• _Required work_
Report back each line of the records that contains the string "JSON".

--- START The records ---

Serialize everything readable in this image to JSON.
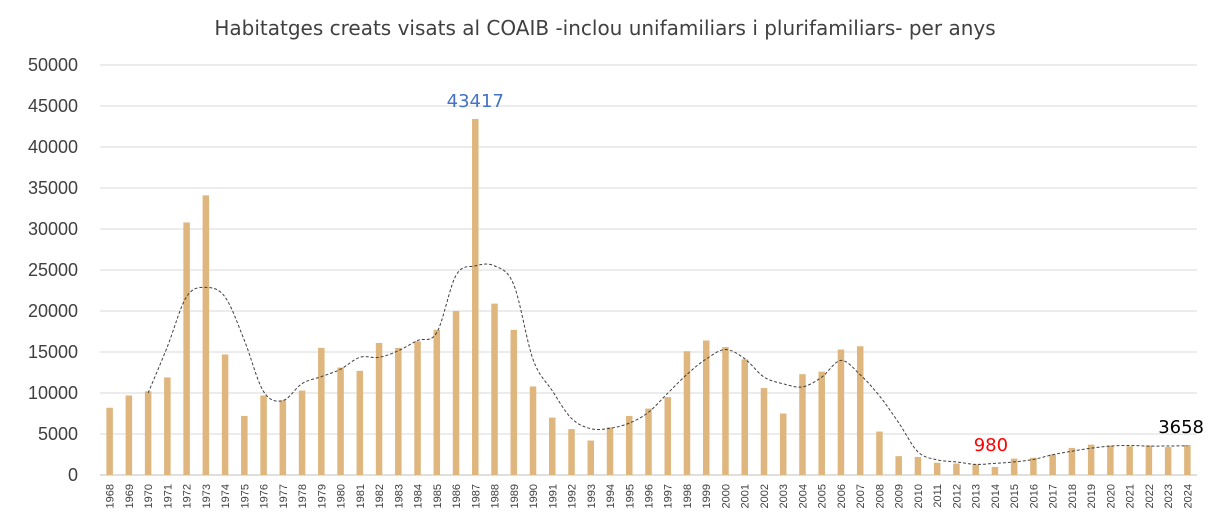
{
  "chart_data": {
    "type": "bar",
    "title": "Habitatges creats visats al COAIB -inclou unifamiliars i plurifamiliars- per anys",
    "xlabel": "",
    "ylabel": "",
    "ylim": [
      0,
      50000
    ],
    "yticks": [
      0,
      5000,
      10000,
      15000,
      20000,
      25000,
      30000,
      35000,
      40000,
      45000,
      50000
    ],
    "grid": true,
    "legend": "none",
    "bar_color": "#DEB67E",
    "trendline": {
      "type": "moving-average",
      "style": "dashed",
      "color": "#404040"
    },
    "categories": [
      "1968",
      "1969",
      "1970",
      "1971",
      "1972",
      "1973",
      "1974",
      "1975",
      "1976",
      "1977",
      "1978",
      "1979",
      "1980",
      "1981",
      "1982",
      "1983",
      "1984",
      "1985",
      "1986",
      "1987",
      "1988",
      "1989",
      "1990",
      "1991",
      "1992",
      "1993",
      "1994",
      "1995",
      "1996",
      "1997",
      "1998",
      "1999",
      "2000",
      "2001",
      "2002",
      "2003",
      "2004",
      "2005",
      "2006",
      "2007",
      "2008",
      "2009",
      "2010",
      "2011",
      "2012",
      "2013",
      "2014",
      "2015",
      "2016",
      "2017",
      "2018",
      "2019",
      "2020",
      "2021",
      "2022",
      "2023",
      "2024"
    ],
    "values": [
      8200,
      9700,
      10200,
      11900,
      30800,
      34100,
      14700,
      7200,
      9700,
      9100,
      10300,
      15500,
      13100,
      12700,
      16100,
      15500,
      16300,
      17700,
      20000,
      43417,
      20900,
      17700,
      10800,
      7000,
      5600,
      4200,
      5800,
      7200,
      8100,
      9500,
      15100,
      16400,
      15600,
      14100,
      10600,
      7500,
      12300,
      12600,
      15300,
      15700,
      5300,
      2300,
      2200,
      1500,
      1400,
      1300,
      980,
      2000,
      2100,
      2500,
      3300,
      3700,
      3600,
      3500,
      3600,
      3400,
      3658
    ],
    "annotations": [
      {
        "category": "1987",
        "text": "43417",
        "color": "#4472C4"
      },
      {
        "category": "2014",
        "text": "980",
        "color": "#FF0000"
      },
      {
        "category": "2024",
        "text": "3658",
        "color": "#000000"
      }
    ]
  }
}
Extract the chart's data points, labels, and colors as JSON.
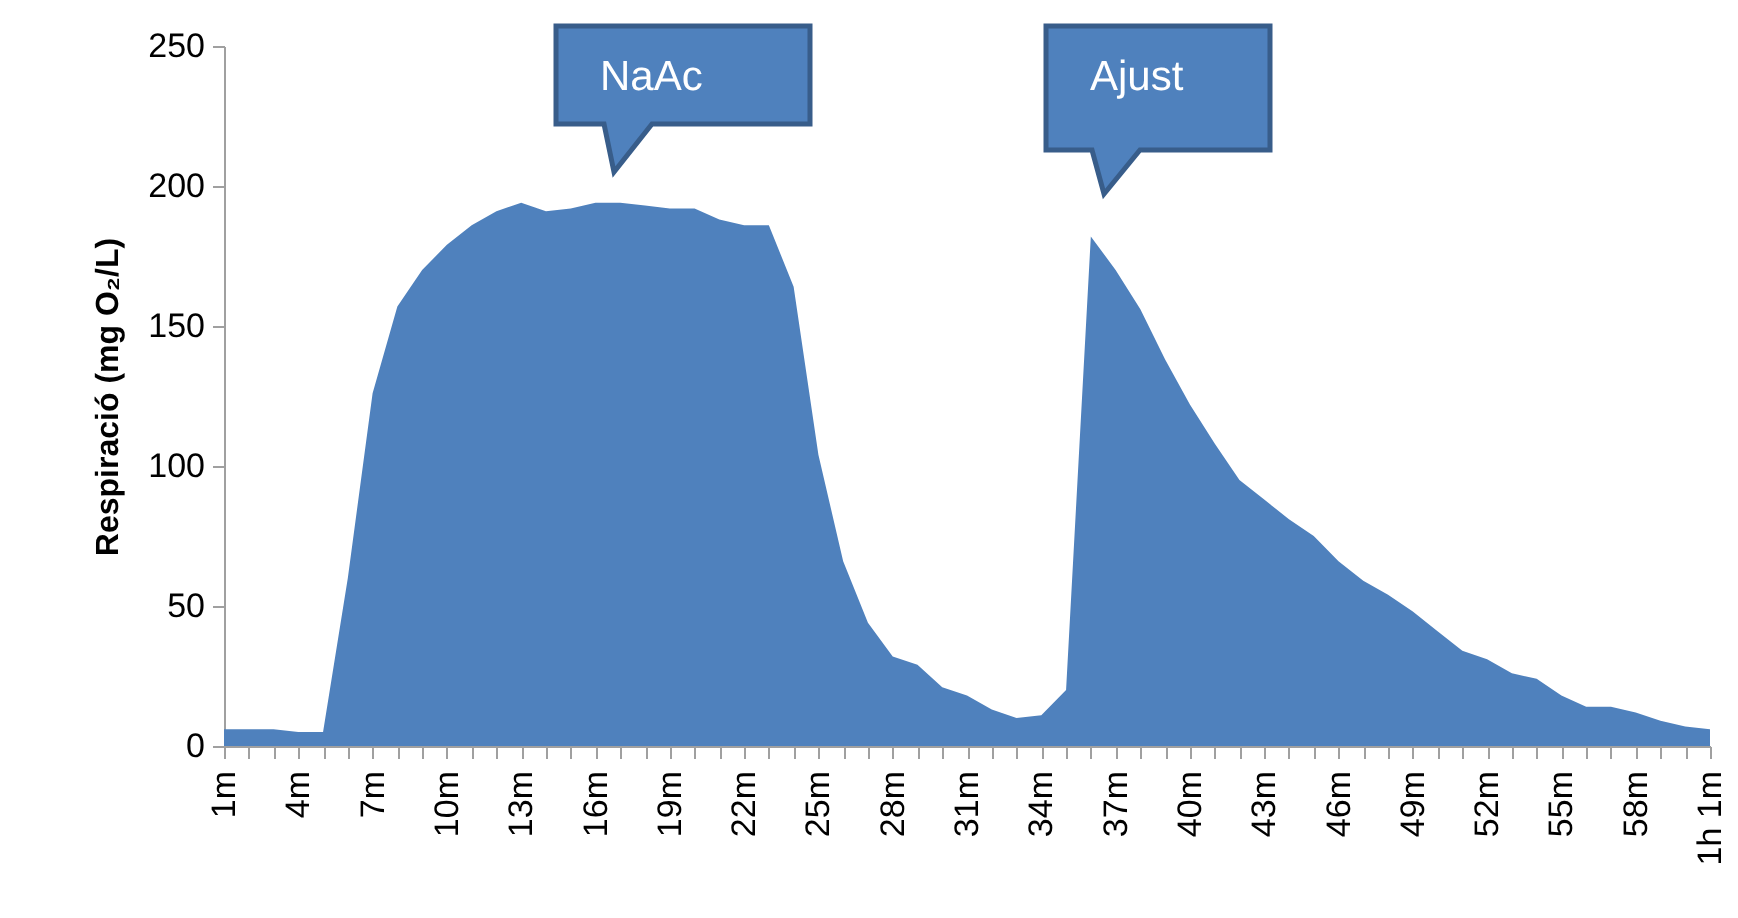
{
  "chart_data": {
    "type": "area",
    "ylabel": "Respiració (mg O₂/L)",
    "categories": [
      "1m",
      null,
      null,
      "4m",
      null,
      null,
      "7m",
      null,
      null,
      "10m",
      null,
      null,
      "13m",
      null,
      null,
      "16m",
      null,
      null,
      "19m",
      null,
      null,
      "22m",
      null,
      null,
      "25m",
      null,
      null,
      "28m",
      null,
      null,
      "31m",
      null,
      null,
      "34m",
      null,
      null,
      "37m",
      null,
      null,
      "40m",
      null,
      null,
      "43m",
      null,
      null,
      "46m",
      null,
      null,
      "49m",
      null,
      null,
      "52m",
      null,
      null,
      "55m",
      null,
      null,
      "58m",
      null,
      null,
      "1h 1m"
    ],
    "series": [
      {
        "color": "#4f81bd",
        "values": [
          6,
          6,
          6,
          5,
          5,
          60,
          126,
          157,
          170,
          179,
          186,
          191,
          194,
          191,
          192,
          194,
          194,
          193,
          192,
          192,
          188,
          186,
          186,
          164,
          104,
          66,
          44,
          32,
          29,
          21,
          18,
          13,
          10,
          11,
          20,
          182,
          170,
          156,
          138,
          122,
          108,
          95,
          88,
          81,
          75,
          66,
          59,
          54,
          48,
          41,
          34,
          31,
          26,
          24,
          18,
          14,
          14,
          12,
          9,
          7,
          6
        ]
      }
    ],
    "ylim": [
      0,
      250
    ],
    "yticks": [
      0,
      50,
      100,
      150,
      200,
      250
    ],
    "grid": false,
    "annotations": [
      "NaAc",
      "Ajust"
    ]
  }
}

--- END The records ---

• _The output_
Serialize everything readable in this image to JSON.
Extract the chart's data points, labels, and colors as JSON.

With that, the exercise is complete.